— PROBLEM REQUIREMENTS —
Copy every line with the string "RESULTANT" in it.
>> Start LISTED ENTRIES
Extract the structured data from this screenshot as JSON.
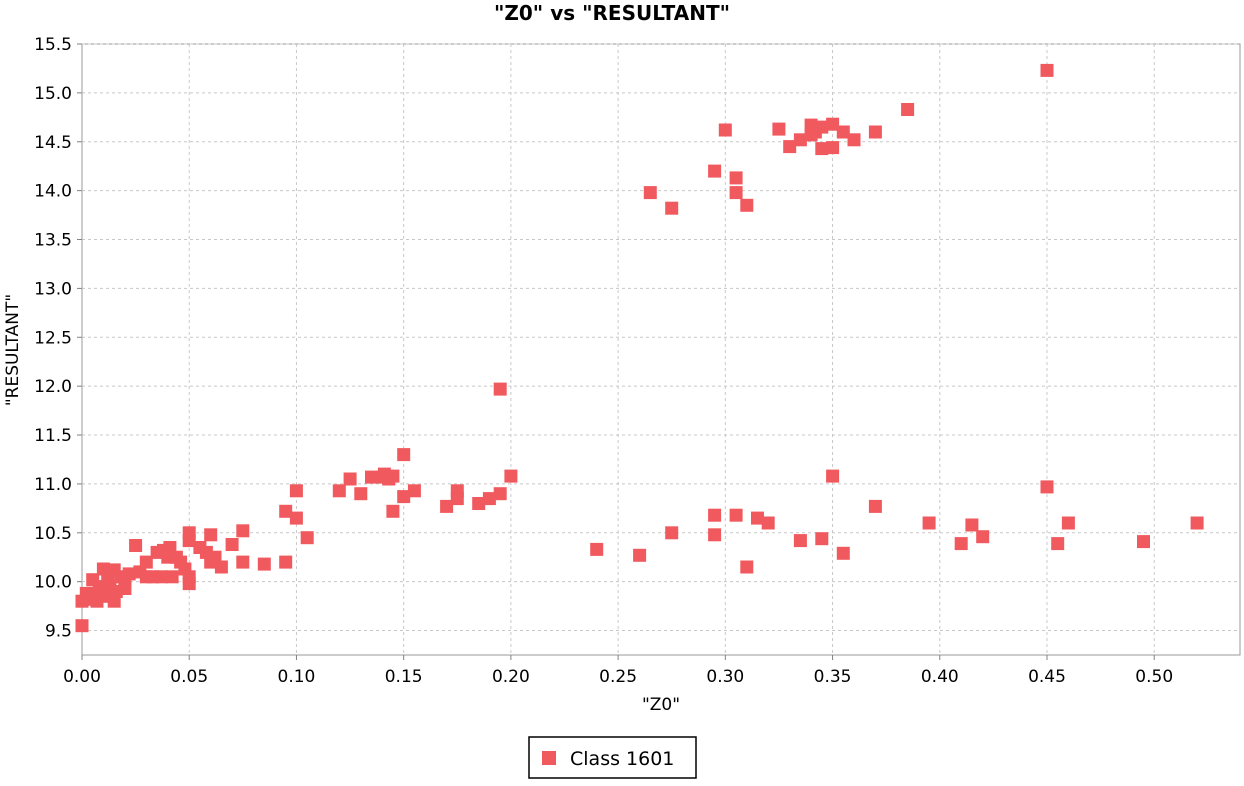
{
  "chart_data": {
    "type": "scatter",
    "title": "\"Z0\" vs \"RESULTANT\"",
    "xlabel": "\"Z0\"",
    "ylabel": "\"RESULTANT\"",
    "xlim": [
      0.0,
      0.54
    ],
    "ylim": [
      9.25,
      15.5
    ],
    "xticks": [
      "0.00",
      "0.05",
      "0.10",
      "0.15",
      "0.20",
      "0.25",
      "0.30",
      "0.35",
      "0.40",
      "0.45",
      "0.50"
    ],
    "yticks": [
      "9.5",
      "10.0",
      "10.5",
      "11.0",
      "11.5",
      "12.0",
      "12.5",
      "13.0",
      "13.5",
      "14.0",
      "14.5",
      "15.0",
      "15.5"
    ],
    "grid": true,
    "legend_position": "bottom-center",
    "colors": {
      "series": "#f05a5f",
      "grid": "#c8c8c8",
      "axis": "#808080"
    },
    "series": [
      {
        "name": "Class 1601",
        "points": [
          [
            0.0,
            9.55
          ],
          [
            0.0,
            9.8
          ],
          [
            0.002,
            9.88
          ],
          [
            0.003,
            9.82
          ],
          [
            0.005,
            10.02
          ],
          [
            0.005,
            9.88
          ],
          [
            0.007,
            9.8
          ],
          [
            0.008,
            9.95
          ],
          [
            0.01,
            10.13
          ],
          [
            0.01,
            9.85
          ],
          [
            0.012,
            10.0
          ],
          [
            0.013,
            9.95
          ],
          [
            0.015,
            10.12
          ],
          [
            0.015,
            9.8
          ],
          [
            0.016,
            9.9
          ],
          [
            0.018,
            10.05
          ],
          [
            0.02,
            10.0
          ],
          [
            0.02,
            9.93
          ],
          [
            0.022,
            10.08
          ],
          [
            0.025,
            10.37
          ],
          [
            0.027,
            10.1
          ],
          [
            0.03,
            10.05
          ],
          [
            0.03,
            10.2
          ],
          [
            0.033,
            10.05
          ],
          [
            0.035,
            10.3
          ],
          [
            0.037,
            10.05
          ],
          [
            0.038,
            10.32
          ],
          [
            0.04,
            10.25
          ],
          [
            0.041,
            10.35
          ],
          [
            0.042,
            10.05
          ],
          [
            0.044,
            10.25
          ],
          [
            0.046,
            10.2
          ],
          [
            0.048,
            10.13
          ],
          [
            0.05,
            10.5
          ],
          [
            0.05,
            10.42
          ],
          [
            0.05,
            10.05
          ],
          [
            0.05,
            9.98
          ],
          [
            0.055,
            10.35
          ],
          [
            0.058,
            10.3
          ],
          [
            0.06,
            10.48
          ],
          [
            0.06,
            10.2
          ],
          [
            0.062,
            10.25
          ],
          [
            0.065,
            10.15
          ],
          [
            0.07,
            10.38
          ],
          [
            0.075,
            10.52
          ],
          [
            0.075,
            10.2
          ],
          [
            0.085,
            10.18
          ],
          [
            0.095,
            10.2
          ],
          [
            0.095,
            10.72
          ],
          [
            0.1,
            10.93
          ],
          [
            0.1,
            10.65
          ],
          [
            0.105,
            10.45
          ],
          [
            0.12,
            10.93
          ],
          [
            0.125,
            11.05
          ],
          [
            0.13,
            10.9
          ],
          [
            0.135,
            11.07
          ],
          [
            0.14,
            11.07
          ],
          [
            0.141,
            11.1
          ],
          [
            0.143,
            11.05
          ],
          [
            0.145,
            11.08
          ],
          [
            0.145,
            10.72
          ],
          [
            0.15,
            10.87
          ],
          [
            0.15,
            11.3
          ],
          [
            0.155,
            10.93
          ],
          [
            0.17,
            10.77
          ],
          [
            0.175,
            10.93
          ],
          [
            0.175,
            10.85
          ],
          [
            0.185,
            10.8
          ],
          [
            0.19,
            10.85
          ],
          [
            0.195,
            10.9
          ],
          [
            0.195,
            11.97
          ],
          [
            0.2,
            11.08
          ],
          [
            0.24,
            10.33
          ],
          [
            0.26,
            10.27
          ],
          [
            0.265,
            13.98
          ],
          [
            0.275,
            13.82
          ],
          [
            0.275,
            10.5
          ],
          [
            0.295,
            14.2
          ],
          [
            0.295,
            10.68
          ],
          [
            0.295,
            10.48
          ],
          [
            0.3,
            14.62
          ],
          [
            0.305,
            14.13
          ],
          [
            0.305,
            13.98
          ],
          [
            0.305,
            10.68
          ],
          [
            0.31,
            13.85
          ],
          [
            0.31,
            10.15
          ],
          [
            0.315,
            10.65
          ],
          [
            0.32,
            10.6
          ],
          [
            0.325,
            14.63
          ],
          [
            0.33,
            14.45
          ],
          [
            0.335,
            14.52
          ],
          [
            0.335,
            10.42
          ],
          [
            0.34,
            14.57
          ],
          [
            0.34,
            14.67
          ],
          [
            0.342,
            14.6
          ],
          [
            0.345,
            14.65
          ],
          [
            0.345,
            14.43
          ],
          [
            0.345,
            10.44
          ],
          [
            0.35,
            14.68
          ],
          [
            0.35,
            14.44
          ],
          [
            0.35,
            11.08
          ],
          [
            0.355,
            14.6
          ],
          [
            0.355,
            10.29
          ],
          [
            0.36,
            14.52
          ],
          [
            0.37,
            14.6
          ],
          [
            0.37,
            10.77
          ],
          [
            0.385,
            14.83
          ],
          [
            0.395,
            10.6
          ],
          [
            0.41,
            10.39
          ],
          [
            0.415,
            10.58
          ],
          [
            0.42,
            10.46
          ],
          [
            0.45,
            15.23
          ],
          [
            0.45,
            10.97
          ],
          [
            0.455,
            10.39
          ],
          [
            0.46,
            10.6
          ],
          [
            0.495,
            10.41
          ],
          [
            0.52,
            10.6
          ]
        ]
      }
    ]
  }
}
>> End LISTED ENTRIES
— RESULT OF THIS EXERCISE —
    "title": "\"Z0\" vs \"RESULTANT\"",
    "ylabel": "\"RESULTANT\"",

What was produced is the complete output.